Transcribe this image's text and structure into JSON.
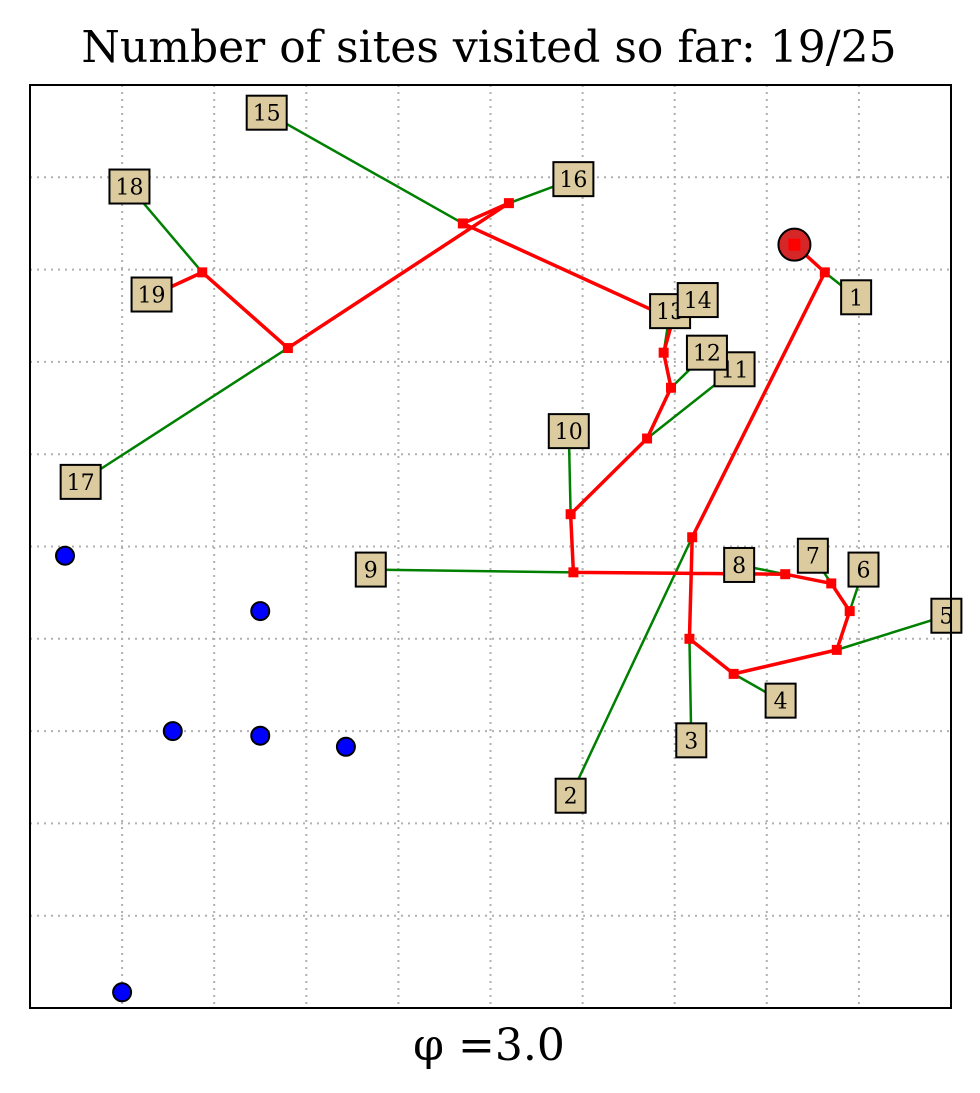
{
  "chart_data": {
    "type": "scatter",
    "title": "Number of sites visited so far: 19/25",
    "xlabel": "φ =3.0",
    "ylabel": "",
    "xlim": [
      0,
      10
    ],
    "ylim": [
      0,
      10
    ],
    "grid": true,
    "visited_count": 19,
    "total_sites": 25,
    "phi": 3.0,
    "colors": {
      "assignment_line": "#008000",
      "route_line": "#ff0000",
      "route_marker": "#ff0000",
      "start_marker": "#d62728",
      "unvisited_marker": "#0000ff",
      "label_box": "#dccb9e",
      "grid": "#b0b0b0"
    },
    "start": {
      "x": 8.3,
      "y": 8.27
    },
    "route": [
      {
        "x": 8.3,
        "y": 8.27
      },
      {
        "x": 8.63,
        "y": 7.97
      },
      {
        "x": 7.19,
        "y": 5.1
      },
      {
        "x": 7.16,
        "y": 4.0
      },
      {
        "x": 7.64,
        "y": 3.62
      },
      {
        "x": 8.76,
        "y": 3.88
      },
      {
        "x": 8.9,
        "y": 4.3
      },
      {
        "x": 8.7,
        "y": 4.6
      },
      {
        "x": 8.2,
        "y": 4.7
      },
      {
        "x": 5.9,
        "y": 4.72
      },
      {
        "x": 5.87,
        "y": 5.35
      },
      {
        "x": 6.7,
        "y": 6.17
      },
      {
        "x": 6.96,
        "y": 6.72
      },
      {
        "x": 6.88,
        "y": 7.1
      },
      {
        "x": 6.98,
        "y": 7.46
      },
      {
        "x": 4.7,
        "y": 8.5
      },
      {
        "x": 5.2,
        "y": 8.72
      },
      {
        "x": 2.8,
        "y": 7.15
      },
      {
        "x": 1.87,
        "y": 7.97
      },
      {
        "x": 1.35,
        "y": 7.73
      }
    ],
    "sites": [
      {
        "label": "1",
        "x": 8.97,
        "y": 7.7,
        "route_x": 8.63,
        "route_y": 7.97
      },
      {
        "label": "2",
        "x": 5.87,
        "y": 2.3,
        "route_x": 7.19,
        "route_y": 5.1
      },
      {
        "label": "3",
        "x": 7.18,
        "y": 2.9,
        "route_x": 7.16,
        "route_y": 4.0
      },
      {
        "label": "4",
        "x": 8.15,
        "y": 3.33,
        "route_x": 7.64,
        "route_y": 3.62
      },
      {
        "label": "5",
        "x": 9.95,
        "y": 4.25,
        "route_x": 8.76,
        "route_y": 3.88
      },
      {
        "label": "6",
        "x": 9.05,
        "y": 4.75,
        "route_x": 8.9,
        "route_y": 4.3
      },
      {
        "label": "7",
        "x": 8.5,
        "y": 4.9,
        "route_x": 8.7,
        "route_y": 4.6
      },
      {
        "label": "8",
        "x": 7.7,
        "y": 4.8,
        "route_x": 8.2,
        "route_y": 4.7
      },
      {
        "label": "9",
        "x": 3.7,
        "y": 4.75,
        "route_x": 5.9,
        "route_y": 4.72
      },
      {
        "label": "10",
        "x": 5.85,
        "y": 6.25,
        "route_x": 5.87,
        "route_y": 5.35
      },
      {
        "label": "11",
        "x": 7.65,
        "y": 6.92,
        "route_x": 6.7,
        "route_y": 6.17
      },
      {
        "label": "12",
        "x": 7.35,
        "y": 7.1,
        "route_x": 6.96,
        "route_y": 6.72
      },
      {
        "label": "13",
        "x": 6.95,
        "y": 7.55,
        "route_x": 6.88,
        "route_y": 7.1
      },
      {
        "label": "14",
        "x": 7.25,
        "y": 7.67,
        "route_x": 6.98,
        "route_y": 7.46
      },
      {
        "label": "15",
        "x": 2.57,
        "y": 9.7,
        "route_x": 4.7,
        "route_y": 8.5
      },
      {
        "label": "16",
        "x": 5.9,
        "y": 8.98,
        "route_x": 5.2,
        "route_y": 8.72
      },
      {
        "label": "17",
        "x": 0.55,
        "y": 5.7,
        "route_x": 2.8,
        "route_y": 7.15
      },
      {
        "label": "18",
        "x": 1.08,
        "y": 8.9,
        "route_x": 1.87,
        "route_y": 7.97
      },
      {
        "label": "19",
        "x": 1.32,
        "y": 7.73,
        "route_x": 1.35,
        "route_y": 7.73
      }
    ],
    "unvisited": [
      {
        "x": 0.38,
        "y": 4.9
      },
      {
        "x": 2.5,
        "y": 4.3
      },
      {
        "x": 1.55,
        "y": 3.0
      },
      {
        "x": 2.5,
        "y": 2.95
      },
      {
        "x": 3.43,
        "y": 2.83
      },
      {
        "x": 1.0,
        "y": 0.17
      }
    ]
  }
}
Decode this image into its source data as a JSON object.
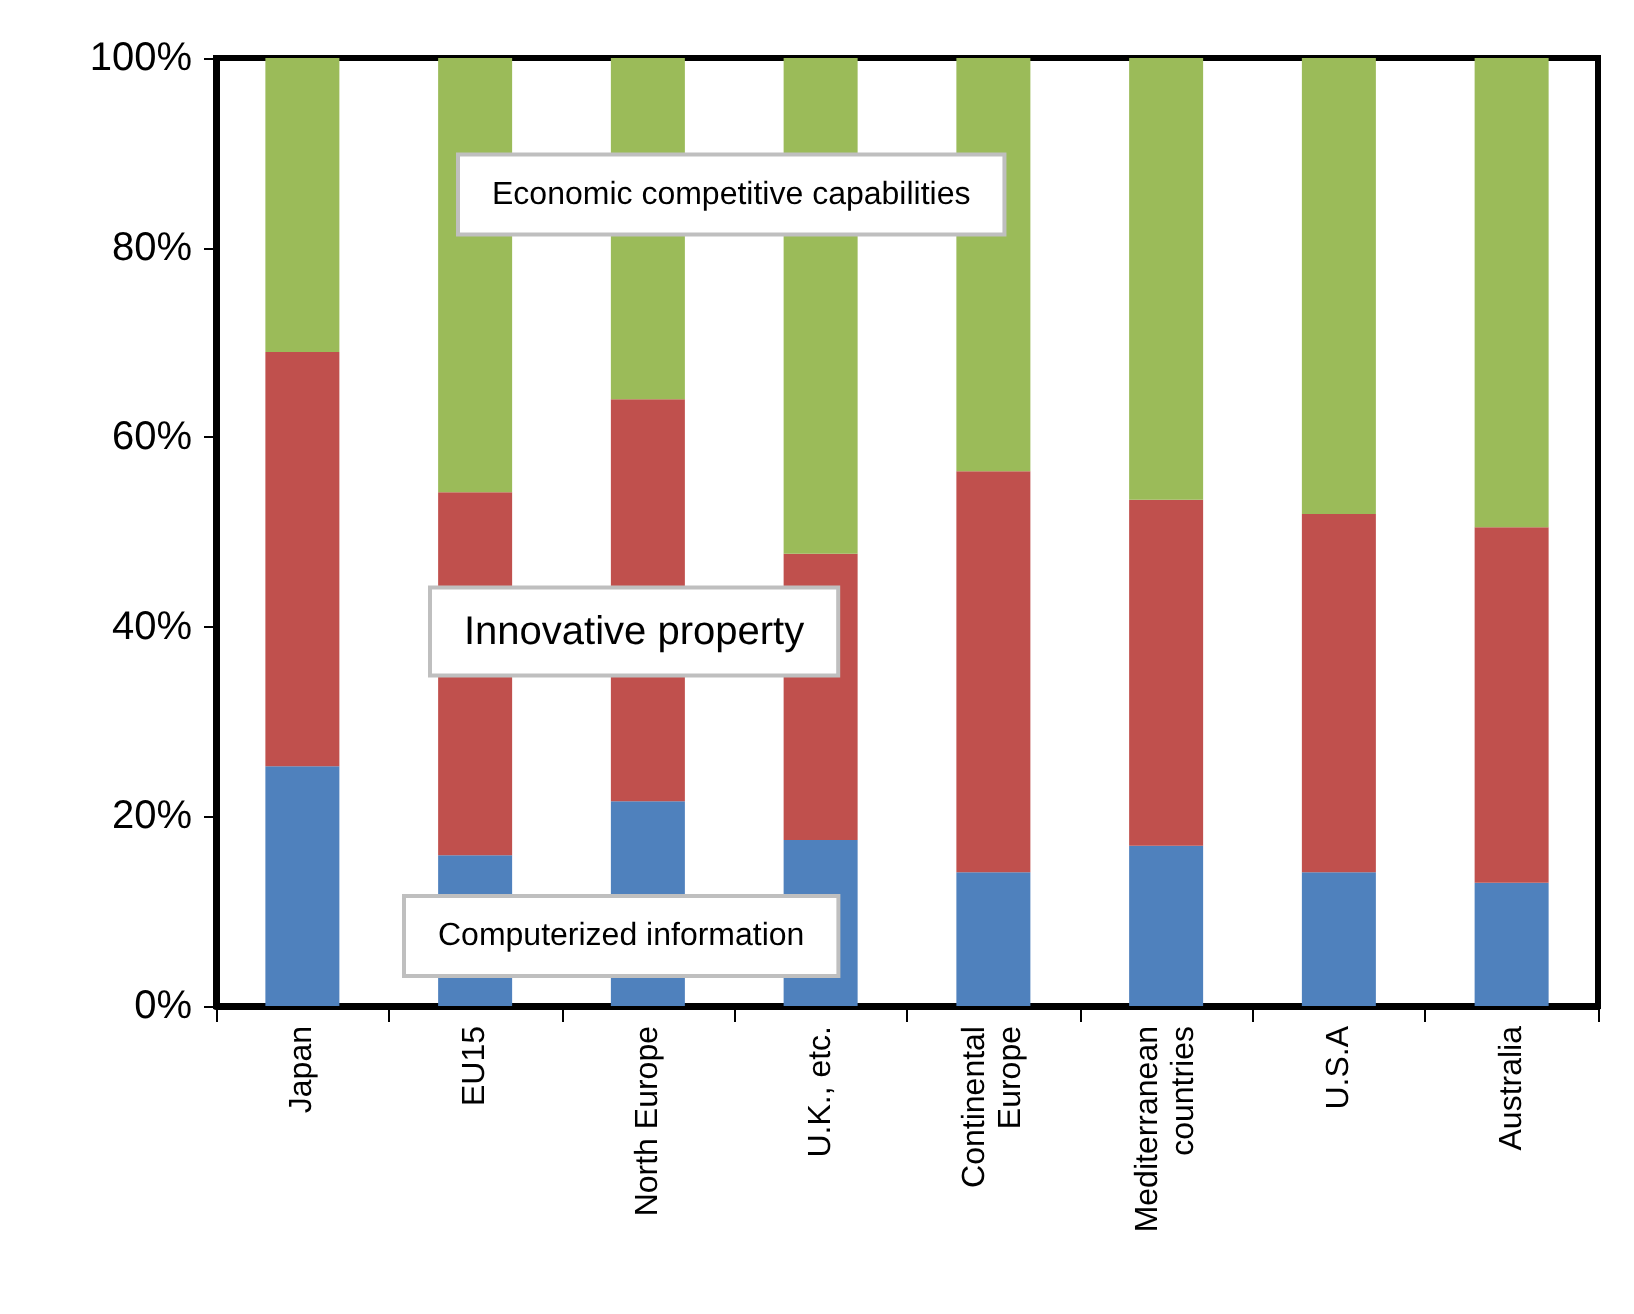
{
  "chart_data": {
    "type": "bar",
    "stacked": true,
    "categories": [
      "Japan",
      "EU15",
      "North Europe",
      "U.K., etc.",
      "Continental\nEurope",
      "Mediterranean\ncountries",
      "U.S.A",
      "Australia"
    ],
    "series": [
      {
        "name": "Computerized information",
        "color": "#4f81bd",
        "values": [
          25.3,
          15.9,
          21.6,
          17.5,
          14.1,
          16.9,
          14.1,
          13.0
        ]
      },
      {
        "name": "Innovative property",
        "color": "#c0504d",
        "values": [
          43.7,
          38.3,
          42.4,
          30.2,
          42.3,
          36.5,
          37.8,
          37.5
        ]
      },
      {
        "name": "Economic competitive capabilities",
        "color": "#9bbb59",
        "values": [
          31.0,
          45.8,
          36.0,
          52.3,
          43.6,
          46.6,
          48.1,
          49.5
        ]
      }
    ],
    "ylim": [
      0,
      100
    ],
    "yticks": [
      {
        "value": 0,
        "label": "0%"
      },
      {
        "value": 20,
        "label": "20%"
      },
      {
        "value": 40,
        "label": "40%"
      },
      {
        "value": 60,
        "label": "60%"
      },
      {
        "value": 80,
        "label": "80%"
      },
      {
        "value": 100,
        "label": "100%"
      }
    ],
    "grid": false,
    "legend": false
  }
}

☆ ☆ ☆ ☆

▶ _Given problem_
Restate the records word for word, omitting images.

▶ _Answer below_
Transcribe this image's text and structure into JSON.
{
  "chart_data": {
    "type": "scatter",
    "title": "Number of sites visited so far: 19/25",
    "xlabel": "φ =3.0",
    "ylabel": "",
    "xlim": [
      0,
      10
    ],
    "ylim": [
      0,
      10
    ],
    "grid": true,
    "visited_count": 19,
    "total_sites": 25,
    "phi": 3.0,
    "colors": {
      "assignment_line": "#008000",
      "route_line": "#ff0000",
      "route_marker": "#ff0000",
      "start_marker": "#d62728",
      "unvisited_marker": "#0000ff",
      "label_box": "#dccb9e",
      "grid": "#b0b0b0"
    },
    "start": {
      "x": 8.3,
      "y": 8.27
    },
    "route": [
      {
        "x": 8.3,
        "y": 8.27
      },
      {
        "x": 8.63,
        "y": 7.97
      },
      {
        "x": 7.19,
        "y": 5.1
      },
      {
        "x": 7.16,
        "y": 4.0
      },
      {
        "x": 7.64,
        "y": 3.62
      },
      {
        "x": 8.76,
        "y": 3.88
      },
      {
        "x": 8.9,
        "y": 4.3
      },
      {
        "x": 8.7,
        "y": 4.6
      },
      {
        "x": 8.2,
        "y": 4.7
      },
      {
        "x": 5.9,
        "y": 4.72
      },
      {
        "x": 5.87,
        "y": 5.35
      },
      {
        "x": 6.7,
        "y": 6.17
      },
      {
        "x": 6.96,
        "y": 6.72
      },
      {
        "x": 6.88,
        "y": 7.1
      },
      {
        "x": 6.98,
        "y": 7.46
      },
      {
        "x": 4.7,
        "y": 8.5
      },
      {
        "x": 5.2,
        "y": 8.72
      },
      {
        "x": 2.8,
        "y": 7.15
      },
      {
        "x": 1.87,
        "y": 7.97
      },
      {
        "x": 1.35,
        "y": 7.73
      }
    ],
    "sites": [
      {
        "label": "1",
        "x": 8.97,
        "y": 7.7,
        "route_x": 8.63,
        "route_y": 7.97
      },
      {
        "label": "2",
        "x": 5.87,
        "y": 2.3,
        "route_x": 7.19,
        "route_y": 5.1
      },
      {
        "label": "3",
        "x": 7.18,
        "y": 2.9,
        "route_x": 7.16,
        "route_y": 4.0
      },
      {
        "label": "4",
        "x": 8.15,
        "y": 3.33,
        "route_x": 7.64,
        "route_y": 3.62
      },
      {
        "label": "5",
        "x": 9.95,
        "y": 4.25,
        "route_x": 8.76,
        "route_y": 3.88
      },
      {
        "label": "6",
        "x": 9.05,
        "y": 4.75,
        "route_x": 8.9,
        "route_y": 4.3
      },
      {
        "label": "7",
        "x": 8.5,
        "y": 4.9,
        "route_x": 8.7,
        "route_y": 4.6
      },
      {
        "label": "8",
        "x": 7.7,
        "y": 4.8,
        "route_x": 8.2,
        "route_y": 4.7
      },
      {
        "label": "9",
        "x": 3.7,
        "y": 4.75,
        "route_x": 5.9,
        "route_y": 4.72
      },
      {
        "label": "10",
        "x": 5.85,
        "y": 6.25,
        "route_x": 5.87,
        "route_y": 5.35
      },
      {
        "label": "11",
        "x": 7.65,
        "y": 6.92,
        "route_x": 6.7,
        "route_y": 6.17
      },
      {
        "label": "12",
        "x": 7.35,
        "y": 7.1,
        "route_x": 6.96,
        "route_y": 6.72
      },
      {
        "label": "13",
        "x": 6.95,
        "y": 7.55,
        "route_x": 6.88,
        "route_y": 7.1
      },
      {
        "label": "14",
        "x": 7.25,
        "y": 7.67,
        "route_x": 6.98,
        "route_y": 7.46
      },
      {
        "label": "15",
        "x": 2.57,
        "y": 9.7,
        "route_x": 4.7,
        "route_y": 8.5
      },
      {
        "label": "16",
        "x": 5.9,
        "y": 8.98,
        "route_x": 5.2,
        "route_y": 8.72
      },
      {
        "label": "17",
        "x": 0.55,
        "y": 5.7,
        "route_x": 2.8,
        "route_y": 7.15
      },
      {
        "label": "18",
        "x": 1.08,
        "y": 8.9,
        "route_x": 1.87,
        "route_y": 7.97
      },
      {
        "label": "19",
        "x": 1.32,
        "y": 7.73,
        "route_x": 1.35,
        "route_y": 7.73
      }
    ],
    "unvisited": [
      {
        "x": 0.38,
        "y": 4.9
      },
      {
        "x": 2.5,
        "y": 4.3
      },
      {
        "x": 1.55,
        "y": 3.0
      },
      {
        "x": 2.5,
        "y": 2.95
      },
      {
        "x": 3.43,
        "y": 2.83
      },
      {
        "x": 1.0,
        "y": 0.17
      }
    ]
  }
}
Decode this image into its source data as a JSON object.
{
  "chart_data": {
    "type": "bar",
    "stacked": true,
    "categories": [
      "Japan",
      "EU15",
      "North Europe",
      "U.K., etc.",
      "Continental\nEurope",
      "Mediterranean\ncountries",
      "U.S.A",
      "Australia"
    ],
    "series": [
      {
        "name": "Computerized information",
        "color": "#4f81bd",
        "values": [
          25.3,
          15.9,
          21.6,
          17.5,
          14.1,
          16.9,
          14.1,
          13.0
        ]
      },
      {
        "name": "Innovative property",
        "color": "#c0504d",
        "values": [
          43.7,
          38.3,
          42.4,
          30.2,
          42.3,
          36.5,
          37.8,
          37.5
        ]
      },
      {
        "name": "Economic competitive capabilities",
        "color": "#9bbb59",
        "values": [
          31.0,
          45.8,
          36.0,
          52.3,
          43.6,
          46.6,
          48.1,
          49.5
        ]
      }
    ],
    "ylim": [
      0,
      100
    ],
    "yticks": [
      {
        "value": 0,
        "label": "0%"
      },
      {
        "value": 20,
        "label": "20%"
      },
      {
        "value": 40,
        "label": "40%"
      },
      {
        "value": 60,
        "label": "60%"
      },
      {
        "value": 80,
        "label": "80%"
      },
      {
        "value": 100,
        "label": "100%"
      }
    ],
    "grid": false,
    "legend": false
  }
}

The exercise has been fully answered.